>> Begin DATA ENTRIES

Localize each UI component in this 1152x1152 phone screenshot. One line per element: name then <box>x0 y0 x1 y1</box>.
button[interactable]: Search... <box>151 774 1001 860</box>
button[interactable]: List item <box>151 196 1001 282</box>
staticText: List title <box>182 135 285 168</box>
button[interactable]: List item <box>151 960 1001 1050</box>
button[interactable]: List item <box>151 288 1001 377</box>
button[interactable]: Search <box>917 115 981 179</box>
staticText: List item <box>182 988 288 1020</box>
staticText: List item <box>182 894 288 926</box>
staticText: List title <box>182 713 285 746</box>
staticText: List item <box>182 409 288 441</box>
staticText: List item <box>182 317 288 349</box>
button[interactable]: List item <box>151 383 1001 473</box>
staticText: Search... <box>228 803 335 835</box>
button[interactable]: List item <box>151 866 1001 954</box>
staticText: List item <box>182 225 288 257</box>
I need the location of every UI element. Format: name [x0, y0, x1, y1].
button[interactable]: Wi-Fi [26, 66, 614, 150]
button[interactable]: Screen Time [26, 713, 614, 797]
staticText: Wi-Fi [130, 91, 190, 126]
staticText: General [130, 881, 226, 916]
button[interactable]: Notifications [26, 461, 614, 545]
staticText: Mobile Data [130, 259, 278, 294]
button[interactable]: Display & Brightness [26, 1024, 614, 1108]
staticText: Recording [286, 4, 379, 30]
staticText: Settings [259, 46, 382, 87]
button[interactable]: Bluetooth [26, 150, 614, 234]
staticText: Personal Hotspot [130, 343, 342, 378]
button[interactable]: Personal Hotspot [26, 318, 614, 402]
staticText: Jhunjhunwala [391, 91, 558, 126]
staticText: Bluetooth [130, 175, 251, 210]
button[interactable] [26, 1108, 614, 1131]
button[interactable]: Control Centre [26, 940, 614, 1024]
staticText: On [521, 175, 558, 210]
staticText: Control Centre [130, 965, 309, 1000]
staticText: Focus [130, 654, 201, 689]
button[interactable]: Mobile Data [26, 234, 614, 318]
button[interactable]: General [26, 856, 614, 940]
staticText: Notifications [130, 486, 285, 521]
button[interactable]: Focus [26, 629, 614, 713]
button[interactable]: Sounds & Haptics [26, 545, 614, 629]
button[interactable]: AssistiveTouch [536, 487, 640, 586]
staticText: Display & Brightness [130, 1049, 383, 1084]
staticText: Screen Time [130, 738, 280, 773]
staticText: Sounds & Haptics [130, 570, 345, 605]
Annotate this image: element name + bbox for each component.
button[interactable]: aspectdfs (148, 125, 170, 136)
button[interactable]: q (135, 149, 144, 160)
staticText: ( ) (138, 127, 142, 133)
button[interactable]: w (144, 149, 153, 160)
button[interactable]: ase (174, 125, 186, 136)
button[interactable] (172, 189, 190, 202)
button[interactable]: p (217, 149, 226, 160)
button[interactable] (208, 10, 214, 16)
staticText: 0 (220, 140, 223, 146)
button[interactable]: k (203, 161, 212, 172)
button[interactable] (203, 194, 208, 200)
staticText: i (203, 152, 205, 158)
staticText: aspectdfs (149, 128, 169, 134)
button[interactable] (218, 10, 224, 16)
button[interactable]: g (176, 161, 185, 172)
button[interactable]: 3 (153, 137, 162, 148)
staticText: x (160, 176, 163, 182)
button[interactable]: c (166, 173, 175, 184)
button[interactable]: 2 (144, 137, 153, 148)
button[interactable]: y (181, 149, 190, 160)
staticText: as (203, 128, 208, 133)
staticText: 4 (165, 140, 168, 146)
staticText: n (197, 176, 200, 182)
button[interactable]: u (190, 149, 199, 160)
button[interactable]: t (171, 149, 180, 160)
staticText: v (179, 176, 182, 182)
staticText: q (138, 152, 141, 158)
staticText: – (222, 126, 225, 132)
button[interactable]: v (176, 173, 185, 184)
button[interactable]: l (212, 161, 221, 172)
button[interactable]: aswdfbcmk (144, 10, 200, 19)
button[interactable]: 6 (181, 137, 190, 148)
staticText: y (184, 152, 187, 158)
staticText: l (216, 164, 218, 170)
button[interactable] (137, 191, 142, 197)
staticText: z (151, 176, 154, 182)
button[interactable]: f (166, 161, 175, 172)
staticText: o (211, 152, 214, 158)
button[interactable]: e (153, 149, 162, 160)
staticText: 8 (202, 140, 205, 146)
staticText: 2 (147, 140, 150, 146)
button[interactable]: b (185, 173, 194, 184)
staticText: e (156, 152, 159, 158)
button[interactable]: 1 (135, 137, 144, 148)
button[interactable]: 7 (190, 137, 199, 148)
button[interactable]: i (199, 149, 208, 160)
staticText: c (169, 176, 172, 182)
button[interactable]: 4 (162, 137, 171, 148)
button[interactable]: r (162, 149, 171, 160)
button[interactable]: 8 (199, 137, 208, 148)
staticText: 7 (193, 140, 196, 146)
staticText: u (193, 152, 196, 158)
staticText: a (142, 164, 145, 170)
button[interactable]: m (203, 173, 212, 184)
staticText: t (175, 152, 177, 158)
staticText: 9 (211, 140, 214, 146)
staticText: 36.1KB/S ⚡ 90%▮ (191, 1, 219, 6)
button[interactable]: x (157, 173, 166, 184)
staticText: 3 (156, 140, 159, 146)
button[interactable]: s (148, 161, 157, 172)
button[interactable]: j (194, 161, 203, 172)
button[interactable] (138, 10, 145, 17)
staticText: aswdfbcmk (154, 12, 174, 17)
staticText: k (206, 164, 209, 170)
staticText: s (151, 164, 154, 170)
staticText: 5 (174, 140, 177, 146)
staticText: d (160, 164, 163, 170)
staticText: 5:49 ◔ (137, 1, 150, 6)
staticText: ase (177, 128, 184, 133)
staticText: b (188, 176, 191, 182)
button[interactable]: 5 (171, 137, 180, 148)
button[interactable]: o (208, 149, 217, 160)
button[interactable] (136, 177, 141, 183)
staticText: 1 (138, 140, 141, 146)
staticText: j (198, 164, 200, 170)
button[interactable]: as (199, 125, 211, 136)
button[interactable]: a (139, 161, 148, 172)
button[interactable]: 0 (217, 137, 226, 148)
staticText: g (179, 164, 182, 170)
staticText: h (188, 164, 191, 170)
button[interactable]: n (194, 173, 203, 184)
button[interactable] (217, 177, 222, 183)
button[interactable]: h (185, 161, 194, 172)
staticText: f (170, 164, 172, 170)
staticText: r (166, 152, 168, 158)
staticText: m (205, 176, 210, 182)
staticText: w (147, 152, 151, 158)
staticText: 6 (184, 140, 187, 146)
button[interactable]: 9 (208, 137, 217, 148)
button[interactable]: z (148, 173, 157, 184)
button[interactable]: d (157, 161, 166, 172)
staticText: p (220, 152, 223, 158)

>> End DATA ENTRIES

* THE REQUEST
Give the lines from the start of the records up to and including the line that contains "button[interactable]: Search <box>917" as a numbered list, leaving out any blank lines.

* SOLUTION
1. Localize each UI component in this 1152x1152 phone screenshot. One line per element: name then <box>x0 y0 x1 y1</box>.
2. button[interactable]: Search... <box>151 774 1001 860</box>
3. button[interactable]: List item <box>151 196 1001 282</box>
4. staticText: List title <box>182 135 285 168</box>
5. button[interactable]: List item <box>151 960 1001 1050</box>
6. button[interactable]: List item <box>151 288 1001 377</box>
7. button[interactable]: Search <box>917 115 981 179</box>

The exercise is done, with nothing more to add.